• _The exercise_
Read the entries below and pull out each line with the string "Amount".

• _Excerpted data_
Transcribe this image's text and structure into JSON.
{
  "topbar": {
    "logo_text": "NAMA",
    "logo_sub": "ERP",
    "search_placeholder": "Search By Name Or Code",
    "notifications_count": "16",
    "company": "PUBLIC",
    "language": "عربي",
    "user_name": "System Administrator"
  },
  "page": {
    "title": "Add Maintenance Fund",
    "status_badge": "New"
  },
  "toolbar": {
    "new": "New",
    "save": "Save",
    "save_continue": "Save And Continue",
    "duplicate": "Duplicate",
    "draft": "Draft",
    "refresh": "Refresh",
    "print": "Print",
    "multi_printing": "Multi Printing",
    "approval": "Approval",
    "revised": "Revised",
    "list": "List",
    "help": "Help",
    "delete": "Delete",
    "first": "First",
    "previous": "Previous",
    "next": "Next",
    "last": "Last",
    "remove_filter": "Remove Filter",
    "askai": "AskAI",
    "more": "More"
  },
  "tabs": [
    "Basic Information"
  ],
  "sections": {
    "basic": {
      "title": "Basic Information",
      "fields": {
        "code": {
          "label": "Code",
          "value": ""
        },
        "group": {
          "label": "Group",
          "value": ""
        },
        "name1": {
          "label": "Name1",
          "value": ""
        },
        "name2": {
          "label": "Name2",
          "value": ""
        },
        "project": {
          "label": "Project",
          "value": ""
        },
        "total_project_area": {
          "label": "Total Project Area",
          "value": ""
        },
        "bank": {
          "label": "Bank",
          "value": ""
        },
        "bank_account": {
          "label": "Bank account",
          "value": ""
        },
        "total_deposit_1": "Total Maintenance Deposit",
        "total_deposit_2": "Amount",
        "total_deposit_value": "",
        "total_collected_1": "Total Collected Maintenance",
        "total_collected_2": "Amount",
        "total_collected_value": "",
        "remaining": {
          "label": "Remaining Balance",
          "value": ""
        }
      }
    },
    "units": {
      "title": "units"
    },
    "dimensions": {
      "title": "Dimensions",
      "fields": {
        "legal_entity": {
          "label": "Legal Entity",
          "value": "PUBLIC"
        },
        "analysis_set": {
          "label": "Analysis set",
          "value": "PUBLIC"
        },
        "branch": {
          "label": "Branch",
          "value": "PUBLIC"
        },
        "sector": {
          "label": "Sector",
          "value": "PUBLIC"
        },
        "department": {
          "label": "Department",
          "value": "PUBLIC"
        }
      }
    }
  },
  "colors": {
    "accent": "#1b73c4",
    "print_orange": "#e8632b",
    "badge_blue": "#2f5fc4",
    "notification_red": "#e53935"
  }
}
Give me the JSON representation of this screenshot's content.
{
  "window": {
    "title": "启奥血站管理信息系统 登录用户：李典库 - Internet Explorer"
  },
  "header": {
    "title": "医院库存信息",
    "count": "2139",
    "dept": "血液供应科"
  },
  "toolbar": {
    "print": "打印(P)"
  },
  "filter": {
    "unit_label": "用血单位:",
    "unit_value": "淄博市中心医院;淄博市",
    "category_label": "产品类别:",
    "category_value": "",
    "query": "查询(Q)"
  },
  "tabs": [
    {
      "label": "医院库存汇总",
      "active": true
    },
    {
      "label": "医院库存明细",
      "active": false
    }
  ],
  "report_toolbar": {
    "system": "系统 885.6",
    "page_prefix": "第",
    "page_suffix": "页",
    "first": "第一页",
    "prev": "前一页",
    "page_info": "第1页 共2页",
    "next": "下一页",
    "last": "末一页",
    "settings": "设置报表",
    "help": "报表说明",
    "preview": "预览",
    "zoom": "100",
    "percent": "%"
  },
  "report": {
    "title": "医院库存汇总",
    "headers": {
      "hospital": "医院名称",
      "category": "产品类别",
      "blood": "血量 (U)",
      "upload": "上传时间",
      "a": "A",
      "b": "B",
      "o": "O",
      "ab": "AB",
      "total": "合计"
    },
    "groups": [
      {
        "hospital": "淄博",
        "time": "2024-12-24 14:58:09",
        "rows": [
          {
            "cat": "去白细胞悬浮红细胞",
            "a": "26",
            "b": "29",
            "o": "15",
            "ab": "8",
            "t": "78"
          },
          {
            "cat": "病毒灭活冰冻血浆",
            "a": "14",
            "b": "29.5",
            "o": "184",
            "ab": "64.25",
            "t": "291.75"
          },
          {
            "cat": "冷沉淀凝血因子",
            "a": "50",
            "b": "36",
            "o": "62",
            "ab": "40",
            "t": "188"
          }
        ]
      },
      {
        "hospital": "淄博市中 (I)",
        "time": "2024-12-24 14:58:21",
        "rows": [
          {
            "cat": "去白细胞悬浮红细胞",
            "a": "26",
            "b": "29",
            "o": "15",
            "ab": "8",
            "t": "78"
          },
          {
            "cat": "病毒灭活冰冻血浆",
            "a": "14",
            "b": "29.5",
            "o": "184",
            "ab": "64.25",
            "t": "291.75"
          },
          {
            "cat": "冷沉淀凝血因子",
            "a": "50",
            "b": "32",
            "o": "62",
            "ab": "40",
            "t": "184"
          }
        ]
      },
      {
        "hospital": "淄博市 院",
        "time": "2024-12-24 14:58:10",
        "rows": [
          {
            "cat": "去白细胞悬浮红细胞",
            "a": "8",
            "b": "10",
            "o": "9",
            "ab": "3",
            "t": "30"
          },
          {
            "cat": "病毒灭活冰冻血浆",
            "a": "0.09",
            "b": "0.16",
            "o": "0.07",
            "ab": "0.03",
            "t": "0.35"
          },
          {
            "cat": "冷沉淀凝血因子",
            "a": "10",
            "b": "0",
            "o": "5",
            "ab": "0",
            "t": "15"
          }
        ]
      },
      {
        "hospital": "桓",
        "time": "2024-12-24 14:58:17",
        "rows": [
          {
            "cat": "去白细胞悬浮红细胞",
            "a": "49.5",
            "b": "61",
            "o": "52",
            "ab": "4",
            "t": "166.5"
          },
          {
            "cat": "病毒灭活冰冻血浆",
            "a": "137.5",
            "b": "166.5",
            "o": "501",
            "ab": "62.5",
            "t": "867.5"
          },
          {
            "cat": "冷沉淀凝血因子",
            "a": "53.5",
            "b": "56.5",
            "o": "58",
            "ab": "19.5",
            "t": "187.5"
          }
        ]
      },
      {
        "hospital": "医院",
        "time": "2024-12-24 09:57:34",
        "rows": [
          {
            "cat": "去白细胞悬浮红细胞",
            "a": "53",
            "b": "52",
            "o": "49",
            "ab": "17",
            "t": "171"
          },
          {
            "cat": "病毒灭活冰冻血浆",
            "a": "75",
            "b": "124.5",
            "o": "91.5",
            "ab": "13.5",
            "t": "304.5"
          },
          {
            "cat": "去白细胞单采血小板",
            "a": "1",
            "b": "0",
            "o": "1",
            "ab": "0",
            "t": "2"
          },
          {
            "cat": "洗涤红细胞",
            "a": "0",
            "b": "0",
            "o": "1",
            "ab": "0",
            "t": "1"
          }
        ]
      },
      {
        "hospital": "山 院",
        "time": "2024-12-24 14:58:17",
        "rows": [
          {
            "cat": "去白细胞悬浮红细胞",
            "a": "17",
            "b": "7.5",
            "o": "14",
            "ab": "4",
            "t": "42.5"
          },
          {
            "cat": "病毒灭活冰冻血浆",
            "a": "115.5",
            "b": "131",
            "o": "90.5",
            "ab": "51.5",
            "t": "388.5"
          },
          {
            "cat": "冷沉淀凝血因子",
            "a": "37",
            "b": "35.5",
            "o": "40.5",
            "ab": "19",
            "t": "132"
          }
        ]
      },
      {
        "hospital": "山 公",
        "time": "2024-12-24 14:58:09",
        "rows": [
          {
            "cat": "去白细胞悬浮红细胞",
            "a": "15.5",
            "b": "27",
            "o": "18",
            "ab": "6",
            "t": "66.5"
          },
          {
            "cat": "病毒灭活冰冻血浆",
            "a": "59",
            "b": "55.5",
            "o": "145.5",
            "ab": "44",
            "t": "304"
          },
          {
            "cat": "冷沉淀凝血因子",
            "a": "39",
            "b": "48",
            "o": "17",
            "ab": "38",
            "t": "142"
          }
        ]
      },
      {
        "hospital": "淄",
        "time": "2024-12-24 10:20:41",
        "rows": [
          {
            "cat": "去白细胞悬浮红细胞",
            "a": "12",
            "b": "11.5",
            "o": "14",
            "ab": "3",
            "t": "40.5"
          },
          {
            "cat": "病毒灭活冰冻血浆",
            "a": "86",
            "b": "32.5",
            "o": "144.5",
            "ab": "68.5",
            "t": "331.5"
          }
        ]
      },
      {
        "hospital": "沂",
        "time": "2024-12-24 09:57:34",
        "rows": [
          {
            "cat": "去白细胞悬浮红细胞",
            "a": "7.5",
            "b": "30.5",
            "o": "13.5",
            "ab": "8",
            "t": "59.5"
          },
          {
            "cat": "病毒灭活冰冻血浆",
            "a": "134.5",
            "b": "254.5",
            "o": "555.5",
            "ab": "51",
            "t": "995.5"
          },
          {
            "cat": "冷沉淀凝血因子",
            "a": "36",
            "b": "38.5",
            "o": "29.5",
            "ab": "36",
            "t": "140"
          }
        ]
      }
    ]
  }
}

• _The completed task_
        "total_deposit_2": "Amount",
        "total_collected_2": "Amount",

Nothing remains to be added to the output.